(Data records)
* START *
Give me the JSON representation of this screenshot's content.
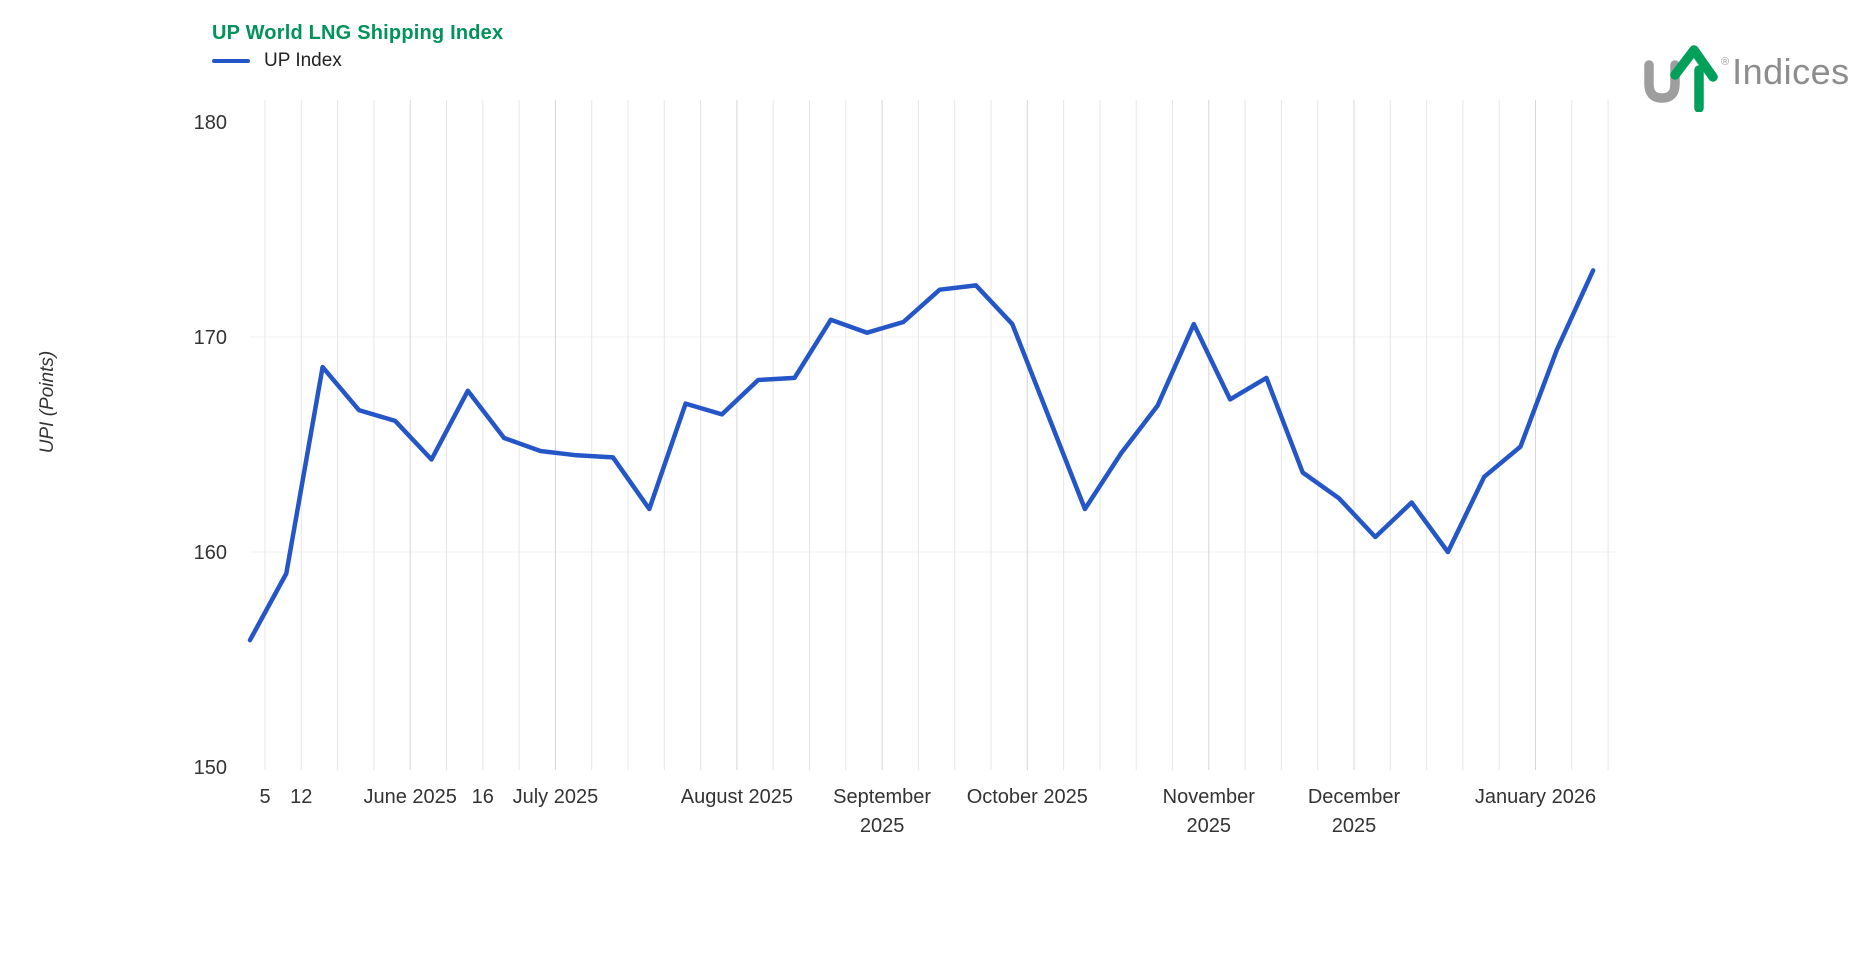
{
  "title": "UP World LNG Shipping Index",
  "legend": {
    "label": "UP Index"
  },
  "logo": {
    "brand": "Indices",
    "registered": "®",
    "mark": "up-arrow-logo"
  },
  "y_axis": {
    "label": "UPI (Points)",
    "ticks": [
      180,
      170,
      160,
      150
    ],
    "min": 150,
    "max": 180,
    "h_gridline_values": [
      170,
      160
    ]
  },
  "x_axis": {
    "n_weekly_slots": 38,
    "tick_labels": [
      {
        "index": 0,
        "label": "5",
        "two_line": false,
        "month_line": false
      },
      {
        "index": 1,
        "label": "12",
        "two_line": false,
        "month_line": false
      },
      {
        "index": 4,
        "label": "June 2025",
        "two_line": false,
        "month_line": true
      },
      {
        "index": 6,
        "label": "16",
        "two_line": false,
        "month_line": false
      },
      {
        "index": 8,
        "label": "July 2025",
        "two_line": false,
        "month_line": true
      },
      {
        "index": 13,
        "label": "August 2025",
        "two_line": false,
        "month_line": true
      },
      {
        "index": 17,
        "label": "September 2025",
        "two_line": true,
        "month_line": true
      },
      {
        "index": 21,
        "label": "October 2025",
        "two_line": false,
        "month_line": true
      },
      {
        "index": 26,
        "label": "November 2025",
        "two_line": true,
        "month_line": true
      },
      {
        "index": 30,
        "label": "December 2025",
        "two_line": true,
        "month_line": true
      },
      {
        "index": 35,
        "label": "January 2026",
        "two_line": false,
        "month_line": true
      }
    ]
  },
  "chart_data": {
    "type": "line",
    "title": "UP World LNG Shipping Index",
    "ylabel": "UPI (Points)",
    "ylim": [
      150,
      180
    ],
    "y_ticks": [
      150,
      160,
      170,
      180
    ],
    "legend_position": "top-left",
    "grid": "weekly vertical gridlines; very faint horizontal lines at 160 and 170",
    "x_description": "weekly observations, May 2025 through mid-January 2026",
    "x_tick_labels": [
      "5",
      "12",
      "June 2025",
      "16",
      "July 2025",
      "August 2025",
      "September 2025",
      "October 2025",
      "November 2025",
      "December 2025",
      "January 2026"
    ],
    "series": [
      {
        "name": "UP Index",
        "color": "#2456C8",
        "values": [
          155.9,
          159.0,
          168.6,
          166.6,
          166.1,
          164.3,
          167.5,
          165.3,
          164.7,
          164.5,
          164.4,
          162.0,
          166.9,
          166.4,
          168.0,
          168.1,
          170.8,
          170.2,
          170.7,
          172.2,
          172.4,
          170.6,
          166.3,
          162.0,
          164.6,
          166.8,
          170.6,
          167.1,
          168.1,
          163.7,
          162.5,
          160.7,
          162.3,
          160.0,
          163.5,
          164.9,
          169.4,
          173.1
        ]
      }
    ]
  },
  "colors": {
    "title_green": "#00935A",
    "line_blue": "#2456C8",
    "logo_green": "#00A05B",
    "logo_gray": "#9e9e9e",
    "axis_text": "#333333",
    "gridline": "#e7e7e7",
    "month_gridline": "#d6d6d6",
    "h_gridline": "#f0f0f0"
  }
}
* END *
§ **GIVEN EXERCISE**
Each line of the data should be quoted exactly, with pictures left out.

§ **REPLY TO THE TASK**
Give me the JSON representation of this screenshot's content.
{
  "title": "UP World LNG Shipping Index",
  "legend": {
    "label": "UP Index"
  },
  "logo": {
    "brand": "Indices",
    "registered": "®",
    "mark": "up-arrow-logo"
  },
  "y_axis": {
    "label": "UPI (Points)",
    "ticks": [
      180,
      170,
      160,
      150
    ],
    "min": 150,
    "max": 180,
    "h_gridline_values": [
      170,
      160
    ]
  },
  "x_axis": {
    "n_weekly_slots": 38,
    "tick_labels": [
      {
        "index": 0,
        "label": "5",
        "two_line": false,
        "month_line": false
      },
      {
        "index": 1,
        "label": "12",
        "two_line": false,
        "month_line": false
      },
      {
        "index": 4,
        "label": "June 2025",
        "two_line": false,
        "month_line": true
      },
      {
        "index": 6,
        "label": "16",
        "two_line": false,
        "month_line": false
      },
      {
        "index": 8,
        "label": "July 2025",
        "two_line": false,
        "month_line": true
      },
      {
        "index": 13,
        "label": "August 2025",
        "two_line": false,
        "month_line": true
      },
      {
        "index": 17,
        "label": "September 2025",
        "two_line": true,
        "month_line": true
      },
      {
        "index": 21,
        "label": "October 2025",
        "two_line": false,
        "month_line": true
      },
      {
        "index": 26,
        "label": "November 2025",
        "two_line": true,
        "month_line": true
      },
      {
        "index": 30,
        "label": "December 2025",
        "two_line": true,
        "month_line": true
      },
      {
        "index": 35,
        "label": "January 2026",
        "two_line": false,
        "month_line": true
      }
    ]
  },
  "chart_data": {
    "type": "line",
    "title": "UP World LNG Shipping Index",
    "ylabel": "UPI (Points)",
    "ylim": [
      150,
      180
    ],
    "y_ticks": [
      150,
      160,
      170,
      180
    ],
    "legend_position": "top-left",
    "grid": "weekly vertical gridlines; very faint horizontal lines at 160 and 170",
    "x_description": "weekly observations, May 2025 through mid-January 2026",
    "x_tick_labels": [
      "5",
      "12",
      "June 2025",
      "16",
      "July 2025",
      "August 2025",
      "September 2025",
      "October 2025",
      "November 2025",
      "December 2025",
      "January 2026"
    ],
    "series": [
      {
        "name": "UP Index",
        "color": "#2456C8",
        "values": [
          155.9,
          159.0,
          168.6,
          166.6,
          166.1,
          164.3,
          167.5,
          165.3,
          164.7,
          164.5,
          164.4,
          162.0,
          166.9,
          166.4,
          168.0,
          168.1,
          170.8,
          170.2,
          170.7,
          172.2,
          172.4,
          170.6,
          166.3,
          162.0,
          164.6,
          166.8,
          170.6,
          167.1,
          168.1,
          163.7,
          162.5,
          160.7,
          162.3,
          160.0,
          163.5,
          164.9,
          169.4,
          173.1
        ]
      }
    ]
  },
  "colors": {
    "title_green": "#00935A",
    "line_blue": "#2456C8",
    "logo_green": "#00A05B",
    "logo_gray": "#9e9e9e",
    "axis_text": "#333333",
    "gridline": "#e7e7e7",
    "month_gridline": "#d6d6d6",
    "h_gridline": "#f0f0f0"
  }
}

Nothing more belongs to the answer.